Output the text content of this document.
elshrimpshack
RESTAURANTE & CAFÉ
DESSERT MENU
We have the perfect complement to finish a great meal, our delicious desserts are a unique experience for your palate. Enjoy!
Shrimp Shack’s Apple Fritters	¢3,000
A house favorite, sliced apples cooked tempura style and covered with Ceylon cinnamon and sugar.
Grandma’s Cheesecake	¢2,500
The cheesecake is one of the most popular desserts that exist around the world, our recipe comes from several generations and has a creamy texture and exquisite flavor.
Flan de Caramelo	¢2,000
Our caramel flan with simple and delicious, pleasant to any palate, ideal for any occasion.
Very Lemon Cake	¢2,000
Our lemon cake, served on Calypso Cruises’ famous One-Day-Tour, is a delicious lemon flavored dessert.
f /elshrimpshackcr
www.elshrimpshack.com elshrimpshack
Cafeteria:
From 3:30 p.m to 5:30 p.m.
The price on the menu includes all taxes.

== == ==

What this task involves:
Copy every line exactly. Leave nothing out.

Expected answer:
Output the text content of this document.
elshrimpshack
RESTAURANTE & CAFÉ
DESSERT MENU
We have the perfect complement to finish a great meal, our delicious desserts are a unique experience for your palate. Enjoy!
Shrimp Shack’s Apple Fritters	¢3,000
A house favorite, sliced apples cooked tempura style and covered with Ceylon cinnamon and sugar.
Grandma’s Cheesecake	¢2,500
The cheesecake is one of the most popular desserts that exist around the world, our recipe comes from several generations and has a creamy texture and exquisite flavor.
Flan de Caramelo	¢2,000
Our caramel flan with simple and delicious, pleasant to any palate, ideal for any occasion.
Very Lemon Cake	¢2,000
Our lemon cake, served on Calypso Cruises’ famous One-Day-Tour, is a delicious lemon flavored dessert.
f /elshrimpshackcr
www.elshrimpshack.com elshrimpshack
Cafeteria:
From 3:30 p.m to 5:30 p.m.
The price on the menu includes all taxes.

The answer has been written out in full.